## PROBLEM
Locate the string "Case" throughout the material and copy every line in which it occurs.

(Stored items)
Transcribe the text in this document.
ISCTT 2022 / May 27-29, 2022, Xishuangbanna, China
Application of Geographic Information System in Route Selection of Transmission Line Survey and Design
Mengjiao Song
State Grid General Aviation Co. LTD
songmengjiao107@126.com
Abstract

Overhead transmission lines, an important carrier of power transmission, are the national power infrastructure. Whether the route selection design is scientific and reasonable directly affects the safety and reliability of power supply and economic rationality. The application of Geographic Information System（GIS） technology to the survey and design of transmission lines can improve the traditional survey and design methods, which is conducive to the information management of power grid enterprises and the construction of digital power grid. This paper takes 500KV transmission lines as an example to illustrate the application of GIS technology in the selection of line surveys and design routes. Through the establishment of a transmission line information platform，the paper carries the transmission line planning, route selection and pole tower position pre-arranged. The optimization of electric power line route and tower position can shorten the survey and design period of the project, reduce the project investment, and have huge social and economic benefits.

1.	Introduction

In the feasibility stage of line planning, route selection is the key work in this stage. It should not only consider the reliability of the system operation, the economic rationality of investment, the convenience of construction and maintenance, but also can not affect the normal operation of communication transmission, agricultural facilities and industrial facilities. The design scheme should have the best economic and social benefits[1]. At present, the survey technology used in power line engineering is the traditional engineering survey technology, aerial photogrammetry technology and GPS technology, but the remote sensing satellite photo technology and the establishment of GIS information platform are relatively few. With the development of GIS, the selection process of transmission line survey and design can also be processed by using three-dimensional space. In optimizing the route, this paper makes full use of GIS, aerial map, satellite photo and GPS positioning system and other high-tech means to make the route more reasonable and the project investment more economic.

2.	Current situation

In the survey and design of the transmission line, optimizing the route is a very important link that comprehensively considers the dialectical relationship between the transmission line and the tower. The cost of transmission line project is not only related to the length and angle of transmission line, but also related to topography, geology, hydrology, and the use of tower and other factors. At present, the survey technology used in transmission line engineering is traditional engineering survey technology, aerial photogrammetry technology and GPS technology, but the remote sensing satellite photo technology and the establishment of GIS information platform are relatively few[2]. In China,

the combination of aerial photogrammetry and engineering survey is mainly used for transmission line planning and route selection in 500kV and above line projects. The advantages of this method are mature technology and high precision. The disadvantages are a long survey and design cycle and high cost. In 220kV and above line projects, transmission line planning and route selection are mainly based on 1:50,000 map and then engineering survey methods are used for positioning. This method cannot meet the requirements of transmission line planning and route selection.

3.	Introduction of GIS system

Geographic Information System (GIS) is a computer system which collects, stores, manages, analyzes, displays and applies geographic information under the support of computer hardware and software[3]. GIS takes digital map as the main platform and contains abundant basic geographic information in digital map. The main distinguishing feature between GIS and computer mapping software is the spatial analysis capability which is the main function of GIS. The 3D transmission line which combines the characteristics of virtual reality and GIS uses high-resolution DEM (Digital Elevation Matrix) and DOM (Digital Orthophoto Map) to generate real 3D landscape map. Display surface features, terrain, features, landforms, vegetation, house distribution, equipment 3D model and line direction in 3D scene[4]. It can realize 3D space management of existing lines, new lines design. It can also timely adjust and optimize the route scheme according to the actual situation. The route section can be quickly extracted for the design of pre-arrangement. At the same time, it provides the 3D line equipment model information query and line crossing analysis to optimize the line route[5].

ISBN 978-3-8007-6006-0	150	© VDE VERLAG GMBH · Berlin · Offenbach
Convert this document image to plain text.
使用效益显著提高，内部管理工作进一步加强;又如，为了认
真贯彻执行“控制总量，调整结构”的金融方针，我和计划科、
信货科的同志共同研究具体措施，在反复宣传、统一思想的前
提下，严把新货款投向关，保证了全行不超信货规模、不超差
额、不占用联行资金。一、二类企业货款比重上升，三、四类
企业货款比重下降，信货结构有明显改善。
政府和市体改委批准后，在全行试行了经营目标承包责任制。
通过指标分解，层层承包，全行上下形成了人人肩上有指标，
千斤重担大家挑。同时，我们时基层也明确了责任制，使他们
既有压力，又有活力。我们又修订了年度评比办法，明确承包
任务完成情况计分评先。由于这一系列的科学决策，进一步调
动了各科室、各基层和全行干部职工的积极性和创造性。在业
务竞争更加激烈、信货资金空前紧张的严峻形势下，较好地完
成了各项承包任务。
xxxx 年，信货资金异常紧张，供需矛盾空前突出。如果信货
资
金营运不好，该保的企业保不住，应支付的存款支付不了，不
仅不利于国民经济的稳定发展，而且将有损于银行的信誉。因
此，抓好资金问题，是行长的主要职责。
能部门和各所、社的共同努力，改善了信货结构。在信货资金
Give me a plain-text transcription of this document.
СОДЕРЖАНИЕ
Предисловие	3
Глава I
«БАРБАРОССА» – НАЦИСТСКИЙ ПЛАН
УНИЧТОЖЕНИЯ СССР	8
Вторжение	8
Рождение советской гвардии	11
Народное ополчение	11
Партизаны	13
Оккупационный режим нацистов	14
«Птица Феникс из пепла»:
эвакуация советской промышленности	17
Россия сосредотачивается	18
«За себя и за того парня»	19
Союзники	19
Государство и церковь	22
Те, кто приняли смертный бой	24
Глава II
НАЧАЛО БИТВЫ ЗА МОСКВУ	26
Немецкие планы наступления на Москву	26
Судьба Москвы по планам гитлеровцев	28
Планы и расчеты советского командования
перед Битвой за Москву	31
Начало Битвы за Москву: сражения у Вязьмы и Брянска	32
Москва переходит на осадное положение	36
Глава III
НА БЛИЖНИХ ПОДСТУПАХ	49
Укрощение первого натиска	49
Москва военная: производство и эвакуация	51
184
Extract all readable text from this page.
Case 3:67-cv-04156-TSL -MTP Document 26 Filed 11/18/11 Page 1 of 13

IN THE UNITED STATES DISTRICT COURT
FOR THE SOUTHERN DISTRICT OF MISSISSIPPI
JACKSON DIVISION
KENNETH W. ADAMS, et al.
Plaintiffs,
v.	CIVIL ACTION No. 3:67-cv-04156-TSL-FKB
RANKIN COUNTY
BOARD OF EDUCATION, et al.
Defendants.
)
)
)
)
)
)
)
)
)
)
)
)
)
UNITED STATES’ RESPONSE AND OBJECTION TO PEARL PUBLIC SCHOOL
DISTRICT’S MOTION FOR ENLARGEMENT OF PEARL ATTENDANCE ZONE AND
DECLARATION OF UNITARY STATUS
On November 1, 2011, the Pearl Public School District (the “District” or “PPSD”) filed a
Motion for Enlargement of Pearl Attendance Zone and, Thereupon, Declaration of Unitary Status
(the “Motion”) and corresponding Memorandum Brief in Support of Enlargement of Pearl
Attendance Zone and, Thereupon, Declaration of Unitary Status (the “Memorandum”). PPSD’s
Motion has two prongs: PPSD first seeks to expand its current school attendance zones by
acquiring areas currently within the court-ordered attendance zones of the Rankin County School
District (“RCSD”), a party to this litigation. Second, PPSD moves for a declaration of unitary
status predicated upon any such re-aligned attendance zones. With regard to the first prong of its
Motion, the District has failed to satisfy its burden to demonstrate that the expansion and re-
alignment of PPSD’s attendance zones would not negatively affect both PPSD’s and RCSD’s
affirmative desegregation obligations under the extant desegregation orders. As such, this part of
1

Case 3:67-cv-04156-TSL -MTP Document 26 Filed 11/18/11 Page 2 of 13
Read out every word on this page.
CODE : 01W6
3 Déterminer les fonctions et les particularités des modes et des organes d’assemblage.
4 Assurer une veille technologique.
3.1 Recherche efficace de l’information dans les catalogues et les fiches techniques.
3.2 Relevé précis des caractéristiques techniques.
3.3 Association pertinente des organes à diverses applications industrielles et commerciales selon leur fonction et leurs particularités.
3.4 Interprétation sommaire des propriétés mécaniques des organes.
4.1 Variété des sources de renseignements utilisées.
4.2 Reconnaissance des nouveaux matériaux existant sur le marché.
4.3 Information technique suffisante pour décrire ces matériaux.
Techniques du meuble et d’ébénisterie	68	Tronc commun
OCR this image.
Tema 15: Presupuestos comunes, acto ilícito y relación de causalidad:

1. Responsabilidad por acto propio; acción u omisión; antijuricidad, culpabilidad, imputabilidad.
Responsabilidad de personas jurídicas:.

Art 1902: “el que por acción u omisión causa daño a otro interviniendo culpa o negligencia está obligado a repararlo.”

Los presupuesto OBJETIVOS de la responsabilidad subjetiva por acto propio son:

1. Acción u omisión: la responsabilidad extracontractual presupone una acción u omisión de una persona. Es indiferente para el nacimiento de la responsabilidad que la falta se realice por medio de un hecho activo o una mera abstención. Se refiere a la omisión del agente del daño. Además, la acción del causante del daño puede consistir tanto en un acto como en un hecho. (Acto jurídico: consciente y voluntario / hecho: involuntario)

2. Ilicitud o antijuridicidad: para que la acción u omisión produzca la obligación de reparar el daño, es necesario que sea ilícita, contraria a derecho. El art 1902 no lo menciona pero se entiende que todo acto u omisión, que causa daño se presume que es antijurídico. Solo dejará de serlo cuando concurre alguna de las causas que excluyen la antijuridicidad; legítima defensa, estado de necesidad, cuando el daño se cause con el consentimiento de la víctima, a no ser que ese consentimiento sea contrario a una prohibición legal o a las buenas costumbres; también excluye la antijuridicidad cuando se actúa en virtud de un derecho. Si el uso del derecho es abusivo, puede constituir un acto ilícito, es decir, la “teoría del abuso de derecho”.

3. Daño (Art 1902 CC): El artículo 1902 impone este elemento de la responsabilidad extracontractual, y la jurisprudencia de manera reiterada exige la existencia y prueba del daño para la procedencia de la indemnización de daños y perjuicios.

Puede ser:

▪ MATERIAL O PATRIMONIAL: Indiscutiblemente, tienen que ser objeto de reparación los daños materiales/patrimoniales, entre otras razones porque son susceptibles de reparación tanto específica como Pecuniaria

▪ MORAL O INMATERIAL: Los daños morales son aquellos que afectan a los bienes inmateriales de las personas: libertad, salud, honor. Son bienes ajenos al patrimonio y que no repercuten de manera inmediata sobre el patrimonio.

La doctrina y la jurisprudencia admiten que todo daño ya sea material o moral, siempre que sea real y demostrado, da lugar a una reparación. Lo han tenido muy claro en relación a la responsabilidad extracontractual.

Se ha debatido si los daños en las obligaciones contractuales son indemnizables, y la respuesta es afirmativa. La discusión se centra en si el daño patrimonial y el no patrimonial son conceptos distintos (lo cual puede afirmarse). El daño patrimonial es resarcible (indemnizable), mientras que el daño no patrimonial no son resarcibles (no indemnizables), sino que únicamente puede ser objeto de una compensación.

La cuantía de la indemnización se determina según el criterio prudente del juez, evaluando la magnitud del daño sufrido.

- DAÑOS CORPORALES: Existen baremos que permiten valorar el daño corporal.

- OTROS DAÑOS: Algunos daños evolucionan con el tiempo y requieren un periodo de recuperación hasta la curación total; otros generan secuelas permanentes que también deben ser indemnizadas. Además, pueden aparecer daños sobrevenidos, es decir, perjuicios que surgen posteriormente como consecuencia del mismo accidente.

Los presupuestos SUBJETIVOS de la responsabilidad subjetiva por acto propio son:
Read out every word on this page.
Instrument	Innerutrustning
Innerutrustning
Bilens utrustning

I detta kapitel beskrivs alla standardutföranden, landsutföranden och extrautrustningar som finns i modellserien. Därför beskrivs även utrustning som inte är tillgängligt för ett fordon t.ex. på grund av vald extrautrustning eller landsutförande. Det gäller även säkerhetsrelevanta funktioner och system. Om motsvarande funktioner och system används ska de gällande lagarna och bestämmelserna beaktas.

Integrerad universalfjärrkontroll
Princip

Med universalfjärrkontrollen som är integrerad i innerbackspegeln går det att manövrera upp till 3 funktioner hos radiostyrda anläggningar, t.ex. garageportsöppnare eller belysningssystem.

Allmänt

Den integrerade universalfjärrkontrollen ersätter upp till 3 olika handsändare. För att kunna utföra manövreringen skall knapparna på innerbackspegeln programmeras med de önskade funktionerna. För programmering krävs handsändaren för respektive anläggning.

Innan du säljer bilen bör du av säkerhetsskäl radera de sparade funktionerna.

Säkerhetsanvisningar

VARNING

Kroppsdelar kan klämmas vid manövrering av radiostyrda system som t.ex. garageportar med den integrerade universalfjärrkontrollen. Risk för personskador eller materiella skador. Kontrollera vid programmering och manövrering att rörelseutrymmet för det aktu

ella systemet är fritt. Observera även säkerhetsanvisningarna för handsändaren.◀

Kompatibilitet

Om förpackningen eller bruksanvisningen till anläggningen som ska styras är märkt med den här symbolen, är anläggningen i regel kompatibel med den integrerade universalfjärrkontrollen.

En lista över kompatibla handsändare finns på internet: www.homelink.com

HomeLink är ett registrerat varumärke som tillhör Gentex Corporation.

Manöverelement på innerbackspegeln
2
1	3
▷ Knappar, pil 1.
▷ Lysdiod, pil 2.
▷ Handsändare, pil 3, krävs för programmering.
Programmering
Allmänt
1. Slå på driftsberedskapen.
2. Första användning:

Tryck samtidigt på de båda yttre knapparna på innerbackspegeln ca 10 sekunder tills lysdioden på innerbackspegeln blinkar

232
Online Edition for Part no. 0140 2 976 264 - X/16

## OUTPUT FOR THIS EXERCISE
Case 3:67-cv-04156-TSL -MTP Document 26 Filed 11/18/11 Page 1 of 13
Case 3:67-cv-04156-TSL -MTP Document 26 Filed 11/18/11 Page 2 of 13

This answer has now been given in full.